• WORK INSTRUCTION A:
Translate this sentence from the Translink excerpt into Spanish: "Brisbane Metro is the brand name of two high-frequency bus rapid transit routes that serve the city of Brisbane in Queensland, Australia."
• WORK INSTRUCTION B:
Please carry on the Translink excerpt on regional and Brisbane bus services, starting after its final sentence.

• EXCERPT:
┌──

The Translink Regional network is divided into 16 regions, each region typically operated by different operators. The regions are based largely on local government boundaries:

=== Bowen ===

- Bus Services Operator – Bowen Transit

=== Bundaberg ===
- Bus Services Operator – Kinetic Bundaberg

=== Cairns ===
- Bus Services Operator – Kinetic Cairns

=== Fraser Coast ===

- Bus Services Operator – Wide Bay Transit

=== Gladstone ===

- Bus Services Operator – CDC Queensland

=== Gympie ===

- Bus Services Operator – Polleys Coaches

=== Innisfail ===

- Bus Services Operator – Trans North Bus & Coach

=== Kilcoy ===
- Bus Services Operator – Christensen's Bus and Coach

=== Mackay ===
- Bus Services Operator – Mackay Transit Coaches

=== North Stradbroke Island ===
- Bus Services Operator – Transit Systems

=== Rockhampton and Yeppoon ===

- Bus Services Operator – Young's Bus Service
- Bus Services Operator – Kinetic Rockhampton

=== Sunshine Coast Hinterland ===

- Bus Services Operator – Glasshouse Country Coaches

=== Toowoomba ===
- Bus Services Operator – Bus Queensland

===Townsville===
- Bus Services Operator – Kinetic Townsville

=== Warwick ===

- Bus Services Operator – Haidley's Panoramic Coaches

=== Whitsundays ===

- Bus Services Operator – Whitsunday Transit

==Services==

=== Brisbane Metro ===

Brisbane Metro is the brand name of two high-frequency bus rapid transit routes that serve the city of Brisbane in Queensland, Australia. The system consists of two routes running through Brisbane CBD every five minutes during peak times. The 66 was renumbered M2 on 28 January 2025, whilst the 111 was renumbered M1 on 30 June 2025.

===BUZ===

Bus upgrade zones, commonly abbreviated to BUZ, are a feature of Brisbane's public transport system. The name is given to high-frequency bus routes operated by Transport for Brisbane, the Brisbane City Council agency that operates the city's public bus services for Translink. All BUZ services run at least every fifteen minutes from around 6:00am to 11:30pm seven days a week and at least every ten minutes during peak hours from Monday to Friday.

└──

• RECORDS:
┌──

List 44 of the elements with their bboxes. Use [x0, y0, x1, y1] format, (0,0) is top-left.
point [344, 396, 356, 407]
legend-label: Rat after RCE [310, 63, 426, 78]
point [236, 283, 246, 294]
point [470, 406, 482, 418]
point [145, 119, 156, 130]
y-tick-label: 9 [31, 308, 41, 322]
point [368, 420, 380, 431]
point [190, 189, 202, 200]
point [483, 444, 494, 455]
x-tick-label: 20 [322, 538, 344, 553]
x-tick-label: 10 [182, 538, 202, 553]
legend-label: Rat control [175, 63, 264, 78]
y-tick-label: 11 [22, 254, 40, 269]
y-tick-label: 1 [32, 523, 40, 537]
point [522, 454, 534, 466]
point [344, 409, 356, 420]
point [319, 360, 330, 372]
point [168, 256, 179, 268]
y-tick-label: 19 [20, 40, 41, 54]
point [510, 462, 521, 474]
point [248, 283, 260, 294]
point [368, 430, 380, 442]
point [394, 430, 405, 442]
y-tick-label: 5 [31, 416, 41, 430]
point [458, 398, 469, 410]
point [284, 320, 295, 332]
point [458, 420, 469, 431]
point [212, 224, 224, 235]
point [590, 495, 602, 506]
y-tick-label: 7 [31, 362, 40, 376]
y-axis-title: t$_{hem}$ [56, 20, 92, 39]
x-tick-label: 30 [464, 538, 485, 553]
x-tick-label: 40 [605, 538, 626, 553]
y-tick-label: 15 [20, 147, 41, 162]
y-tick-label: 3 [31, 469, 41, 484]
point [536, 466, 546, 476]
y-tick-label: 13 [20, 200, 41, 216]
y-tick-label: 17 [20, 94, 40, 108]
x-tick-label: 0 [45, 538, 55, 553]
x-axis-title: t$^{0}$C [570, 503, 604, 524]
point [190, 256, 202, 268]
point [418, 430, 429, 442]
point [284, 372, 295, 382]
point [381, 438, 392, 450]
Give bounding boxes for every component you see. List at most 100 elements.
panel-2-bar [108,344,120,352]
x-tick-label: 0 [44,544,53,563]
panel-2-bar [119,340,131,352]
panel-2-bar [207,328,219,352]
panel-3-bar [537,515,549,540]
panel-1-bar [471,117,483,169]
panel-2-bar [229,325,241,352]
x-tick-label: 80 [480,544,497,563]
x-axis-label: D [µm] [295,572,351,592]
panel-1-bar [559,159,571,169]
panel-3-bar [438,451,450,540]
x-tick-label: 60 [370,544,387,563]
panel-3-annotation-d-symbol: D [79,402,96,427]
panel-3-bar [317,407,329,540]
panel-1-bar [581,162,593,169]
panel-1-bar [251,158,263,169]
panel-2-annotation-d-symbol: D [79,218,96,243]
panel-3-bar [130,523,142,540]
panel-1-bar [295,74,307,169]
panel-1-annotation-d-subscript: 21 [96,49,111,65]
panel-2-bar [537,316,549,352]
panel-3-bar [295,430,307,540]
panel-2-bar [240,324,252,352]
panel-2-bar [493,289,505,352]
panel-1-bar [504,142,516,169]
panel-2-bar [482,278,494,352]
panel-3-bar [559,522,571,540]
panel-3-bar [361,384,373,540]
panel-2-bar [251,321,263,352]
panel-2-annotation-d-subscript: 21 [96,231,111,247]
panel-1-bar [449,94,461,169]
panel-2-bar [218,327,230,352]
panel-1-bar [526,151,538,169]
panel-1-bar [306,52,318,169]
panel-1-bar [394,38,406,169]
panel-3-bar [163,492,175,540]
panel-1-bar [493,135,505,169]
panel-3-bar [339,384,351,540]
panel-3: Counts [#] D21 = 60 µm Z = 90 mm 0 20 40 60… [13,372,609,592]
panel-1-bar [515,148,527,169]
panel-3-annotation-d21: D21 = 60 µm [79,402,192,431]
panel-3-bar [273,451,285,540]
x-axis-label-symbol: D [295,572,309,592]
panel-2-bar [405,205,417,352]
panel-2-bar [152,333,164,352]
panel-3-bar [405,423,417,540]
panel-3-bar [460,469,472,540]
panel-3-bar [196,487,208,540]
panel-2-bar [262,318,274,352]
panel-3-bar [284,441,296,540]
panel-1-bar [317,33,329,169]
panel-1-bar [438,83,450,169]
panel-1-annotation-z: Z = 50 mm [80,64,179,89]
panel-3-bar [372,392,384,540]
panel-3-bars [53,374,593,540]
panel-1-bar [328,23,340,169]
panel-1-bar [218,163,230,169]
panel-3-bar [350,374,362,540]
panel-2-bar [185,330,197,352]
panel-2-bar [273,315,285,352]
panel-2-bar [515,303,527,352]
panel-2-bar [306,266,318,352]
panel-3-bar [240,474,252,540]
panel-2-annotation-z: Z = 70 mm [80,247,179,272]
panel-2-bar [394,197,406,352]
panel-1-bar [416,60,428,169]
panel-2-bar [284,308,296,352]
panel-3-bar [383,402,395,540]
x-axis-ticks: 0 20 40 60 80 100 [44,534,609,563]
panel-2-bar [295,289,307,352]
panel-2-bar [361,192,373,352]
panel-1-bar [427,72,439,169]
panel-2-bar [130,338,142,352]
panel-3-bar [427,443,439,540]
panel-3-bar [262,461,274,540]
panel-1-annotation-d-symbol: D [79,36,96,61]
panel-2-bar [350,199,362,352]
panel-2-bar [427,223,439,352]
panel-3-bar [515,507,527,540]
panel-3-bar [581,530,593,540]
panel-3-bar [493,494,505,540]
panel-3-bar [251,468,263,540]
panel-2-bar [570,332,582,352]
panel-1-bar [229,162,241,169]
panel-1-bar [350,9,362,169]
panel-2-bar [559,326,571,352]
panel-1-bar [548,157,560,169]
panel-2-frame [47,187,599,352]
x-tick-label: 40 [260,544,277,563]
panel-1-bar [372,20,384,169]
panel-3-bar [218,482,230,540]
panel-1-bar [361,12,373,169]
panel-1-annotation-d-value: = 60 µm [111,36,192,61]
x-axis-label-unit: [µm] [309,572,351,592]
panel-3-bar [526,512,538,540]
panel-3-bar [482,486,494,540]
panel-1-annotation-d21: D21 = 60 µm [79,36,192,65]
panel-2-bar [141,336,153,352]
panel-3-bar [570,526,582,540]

└──

• EXERCISE OUTPUT A:
Brisbane Metro es el nombre comercial de dos rutas de autobús de tránsito rápido de alta frecuencia que dan servicio a la ciudad de Brisbane, en Queensland, Australia.

• EXERCISE OUTPUT B:
Nearly all BUZ routes are express services which provide quick and frequent access to places along major trunk roads, with the exception of routes 196 and 199, which are the only all-stops BUZ service with bus stops within short walking distances of each other between the inner suburbs of Fairfield, West End, New Farm and Teneriffe. Most BUZ routes are radial, and commence in or near the Brisbane CBD. However, routes 196 and 199 are again an exception, in that they are cross-town routes that passes through the CBD.

===CityGlider===

CityGlider is a name applied to a pair of high-frequency bus routes operated by Transport for Brisbane in Brisbane, Australia. Both are operated by dedicated fleets of buses vinyled in either blue or maroon liveries with a gliding possum motif. Bus stops serviced by the CityGlider services are identified with signs and painted kerb. Both operate 24 hours a day on Fridays and Saturdays.

=== Free Loops ===
The City Loop is a free loop service operated by Transport for Brisbane stopping at popular locations such as QUT, Alice Street, Botanic Gardens, Queen Street Mall, City Hall, Central Station, Riverside and Eagle Street Pier.

The Spring Hill Loop is a free loop service operated by Transport for Brisbane stopping at popular locations such as Post Office Square, Old Windmill Observatory, St Andrew's War Memorial Hospital, Brisbane Private Hospital and Central Station.

===NightLink===

NightLink is the name given to the all-night services that leave Fortitude Valley, Brisbane City and Surfers Paradise on the Gold Coast late Friday and Saturday nights.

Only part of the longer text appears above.